— START Input material —
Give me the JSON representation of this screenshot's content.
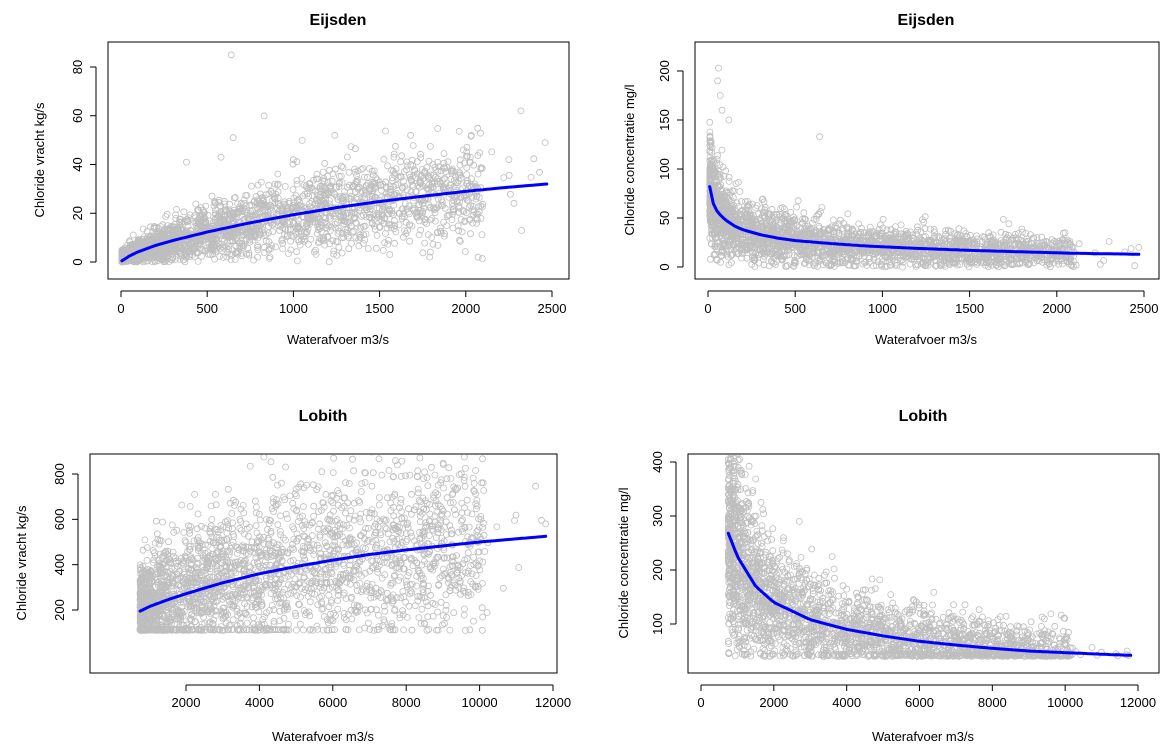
{
  "chart_data": [
    {
      "type": "scatter",
      "title": "Eijsden",
      "xlabel": "Waterafvoer m3/s",
      "ylabel": "Chloride vracht kg/s",
      "xlim": [
        0,
        2500
      ],
      "ylim": [
        0,
        85
      ],
      "xticks": [
        0,
        500,
        1000,
        1500,
        2000,
        2500
      ],
      "yticks": [
        0,
        20,
        40,
        60,
        80
      ],
      "grid": false,
      "colors": {
        "points": "#bebebe",
        "fit": "#0000ff"
      },
      "fit": {
        "x": [
          5,
          50,
          100,
          200,
          300,
          500,
          750,
          1000,
          1250,
          1500,
          1750,
          2000,
          2250,
          2470
        ],
        "y": [
          0.5,
          2.5,
          4.2,
          6.8,
          8.8,
          12.3,
          16.1,
          19.4,
          22.3,
          24.8,
          27,
          29,
          30.7,
          32
        ]
      },
      "outliers": [
        [
          640,
          85
        ],
        [
          830,
          60
        ],
        [
          1240,
          52
        ],
        [
          1680,
          52
        ],
        [
          2320,
          62
        ],
        [
          2460,
          49
        ],
        [
          650,
          51
        ],
        [
          2250,
          42
        ],
        [
          580,
          43
        ],
        [
          380,
          41
        ]
      ]
    },
    {
      "type": "scatter",
      "title": "Eijsden",
      "xlabel": "Waterafvoer m3/s",
      "ylabel": "Chloride concentratie mg/l",
      "xlim": [
        0,
        2500
      ],
      "ylim": [
        0,
        205
      ],
      "xticks": [
        0,
        500,
        1000,
        1500,
        2000,
        2500
      ],
      "yticks": [
        0,
        50,
        100,
        150,
        200
      ],
      "grid": false,
      "colors": {
        "points": "#bebebe",
        "fit": "#0000ff"
      },
      "fit": {
        "x": [
          10,
          20,
          40,
          60,
          100,
          150,
          200,
          300,
          400,
          500,
          700,
          900,
          1200,
          1500,
          1800,
          2100,
          2470
        ],
        "y": [
          82,
          70,
          60,
          55,
          48,
          42,
          38,
          33,
          29.5,
          27,
          24,
          21.5,
          19,
          17,
          15.5,
          14,
          13
        ]
      },
      "outliers": [
        [
          60,
          203
        ],
        [
          55,
          190
        ],
        [
          120,
          150
        ],
        [
          640,
          133
        ],
        [
          70,
          175
        ],
        [
          80,
          160
        ],
        [
          1200,
          41
        ],
        [
          2300,
          26
        ],
        [
          2470,
          20
        ]
      ]
    },
    {
      "type": "scatter",
      "title": "Lobith",
      "xlabel": "Waterafvoer m3/s",
      "ylabel": "Chloride vracht kg/s",
      "xlim": [
        750,
        11800
      ],
      "ylim": [
        100,
        840
      ],
      "xticks": [
        2000,
        4000,
        6000,
        8000,
        10000,
        12000
      ],
      "yticks": [
        200,
        400,
        600,
        800
      ],
      "grid": false,
      "colors": {
        "points": "#bebebe",
        "fit": "#0000ff"
      },
      "fit": {
        "x": [
          750,
          1000,
          1500,
          2000,
          3000,
          4000,
          5000,
          6000,
          7000,
          8000,
          9000,
          10000,
          11000,
          11800
        ],
        "y": [
          195,
          215,
          245,
          272,
          320,
          360,
          392,
          420,
          445,
          465,
          483,
          500,
          514,
          525
        ]
      },
      "outliers": [
        [
          3750,
          835
        ],
        [
          5700,
          810
        ],
        [
          8100,
          795
        ],
        [
          8300,
          790
        ],
        [
          11800,
          580
        ],
        [
          10950,
          595
        ],
        [
          4600,
          760
        ],
        [
          2800,
          710
        ]
      ]
    },
    {
      "type": "scatter",
      "title": "Lobith",
      "xlabel": "Waterafvoer m3/s",
      "ylabel": "Chloride concentratie mg/l",
      "xlim": [
        0,
        11800
      ],
      "ylim": [
        30,
        395
      ],
      "xticks": [
        0,
        2000,
        4000,
        6000,
        8000,
        10000,
        12000
      ],
      "yticks": [
        100,
        200,
        300,
        400
      ],
      "grid": false,
      "colors": {
        "points": "#bebebe",
        "fit": "#0000ff"
      },
      "fit": {
        "x": [
          750,
          1000,
          1500,
          2000,
          3000,
          4000,
          5000,
          6000,
          7000,
          8000,
          9000,
          10000,
          11000,
          11800
        ],
        "y": [
          268,
          225,
          170,
          140,
          108,
          90,
          78,
          68,
          61,
          55,
          50,
          47,
          44,
          42
        ]
      },
      "outliers": [
        [
          900,
          392
        ],
        [
          1100,
          385
        ],
        [
          2700,
          290
        ],
        [
          3600,
          225
        ],
        [
          8500,
          95
        ],
        [
          11700,
          50
        ],
        [
          10200,
          55
        ]
      ]
    }
  ]
}
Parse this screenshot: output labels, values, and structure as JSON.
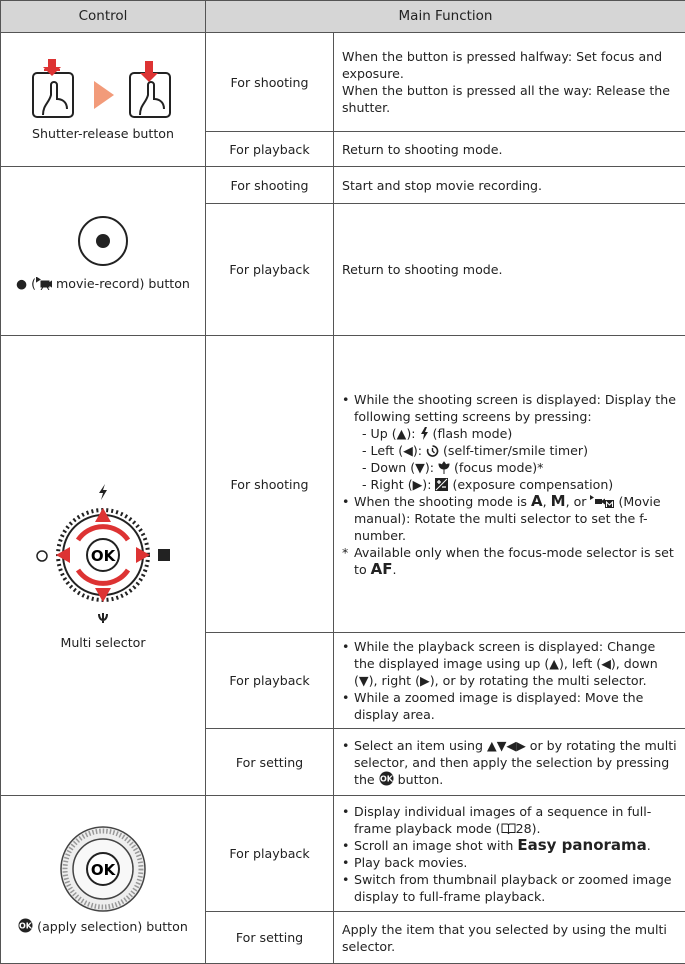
— END Input material —
- Job
The material above must be printed exactly, with its pictures left out.

- Solution
Give me the JSON representation of this screenshot's content.
{
  "chart_data": [
    {
      "type": "scatter",
      "title": "Eijsden",
      "xlabel": "Waterafvoer m3/s",
      "ylabel": "Chloride vracht kg/s",
      "xlim": [
        0,
        2500
      ],
      "ylim": [
        0,
        85
      ],
      "xticks": [
        0,
        500,
        1000,
        1500,
        2000,
        2500
      ],
      "yticks": [
        0,
        20,
        40,
        60,
        80
      ],
      "grid": false,
      "colors": {
        "points": "#bebebe",
        "fit": "#0000ff"
      },
      "fit": {
        "x": [
          5,
          50,
          100,
          200,
          300,
          500,
          750,
          1000,
          1250,
          1500,
          1750,
          2000,
          2250,
          2470
        ],
        "y": [
          0.5,
          2.5,
          4.2,
          6.8,
          8.8,
          12.3,
          16.1,
          19.4,
          22.3,
          24.8,
          27,
          29,
          30.7,
          32
        ]
      },
      "outliers": [
        [
          640,
          85
        ],
        [
          830,
          60
        ],
        [
          1240,
          52
        ],
        [
          1680,
          52
        ],
        [
          2320,
          62
        ],
        [
          2460,
          49
        ],
        [
          650,
          51
        ],
        [
          2250,
          42
        ],
        [
          580,
          43
        ],
        [
          380,
          41
        ]
      ]
    },
    {
      "type": "scatter",
      "title": "Eijsden",
      "xlabel": "Waterafvoer m3/s",
      "ylabel": "Chloride concentratie mg/l",
      "xlim": [
        0,
        2500
      ],
      "ylim": [
        0,
        205
      ],
      "xticks": [
        0,
        500,
        1000,
        1500,
        2000,
        2500
      ],
      "yticks": [
        0,
        50,
        100,
        150,
        200
      ],
      "grid": false,
      "colors": {
        "points": "#bebebe",
        "fit": "#0000ff"
      },
      "fit": {
        "x": [
          10,
          20,
          40,
          60,
          100,
          150,
          200,
          300,
          400,
          500,
          700,
          900,
          1200,
          1500,
          1800,
          2100,
          2470
        ],
        "y": [
          82,
          70,
          60,
          55,
          48,
          42,
          38,
          33,
          29.5,
          27,
          24,
          21.5,
          19,
          17,
          15.5,
          14,
          13
        ]
      },
      "outliers": [
        [
          60,
          203
        ],
        [
          55,
          190
        ],
        [
          120,
          150
        ],
        [
          640,
          133
        ],
        [
          70,
          175
        ],
        [
          80,
          160
        ],
        [
          1200,
          41
        ],
        [
          2300,
          26
        ],
        [
          2470,
          20
        ]
      ]
    },
    {
      "type": "scatter",
      "title": "Lobith",
      "xlabel": "Waterafvoer m3/s",
      "ylabel": "Chloride vracht kg/s",
      "xlim": [
        750,
        11800
      ],
      "ylim": [
        100,
        840
      ],
      "xticks": [
        2000,
        4000,
        6000,
        8000,
        10000,
        12000
      ],
      "yticks": [
        200,
        400,
        600,
        800
      ],
      "grid": false,
      "colors": {
        "points": "#bebebe",
        "fit": "#0000ff"
      },
      "fit": {
        "x": [
          750,
          1000,
          1500,
          2000,
          3000,
          4000,
          5000,
          6000,
          7000,
          8000,
          9000,
          10000,
          11000,
          11800
        ],
        "y": [
          195,
          215,
          245,
          272,
          320,
          360,
          392,
          420,
          445,
          465,
          483,
          500,
          514,
          525
        ]
      },
      "outliers": [
        [
          3750,
          835
        ],
        [
          5700,
          810
        ],
        [
          8100,
          795
        ],
        [
          8300,
          790
        ],
        [
          11800,
          580
        ],
        [
          10950,
          595
        ],
        [
          4600,
          760
        ],
        [
          2800,
          710
        ]
      ]
    },
    {
      "type": "scatter",
      "title": "Lobith",
      "xlabel": "Waterafvoer m3/s",
      "ylabel": "Chloride concentratie mg/l",
      "xlim": [
        0,
        11800
      ],
      "ylim": [
        30,
        395
      ],
      "xticks": [
        0,
        2000,
        4000,
        6000,
        8000,
        10000,
        12000
      ],
      "yticks": [
        100,
        200,
        300,
        400
      ],
      "grid": false,
      "colors": {
        "points": "#bebebe",
        "fit": "#0000ff"
      },
      "fit": {
        "x": [
          750,
          1000,
          1500,
          2000,
          3000,
          4000,
          5000,
          6000,
          7000,
          8000,
          9000,
          10000,
          11000,
          11800
        ],
        "y": [
          268,
          225,
          170,
          140,
          108,
          90,
          78,
          68,
          61,
          55,
          50,
          47,
          44,
          42
        ]
      },
      "outliers": [
        [
          900,
          392
        ],
        [
          1100,
          385
        ],
        [
          2700,
          290
        ],
        [
          3600,
          225
        ],
        [
          8500,
          95
        ],
        [
          11700,
          50
        ],
        [
          10200,
          55
        ]
      ]
    }
  ]
}
Parse this screenshot: output labels, values, and structure as JSON.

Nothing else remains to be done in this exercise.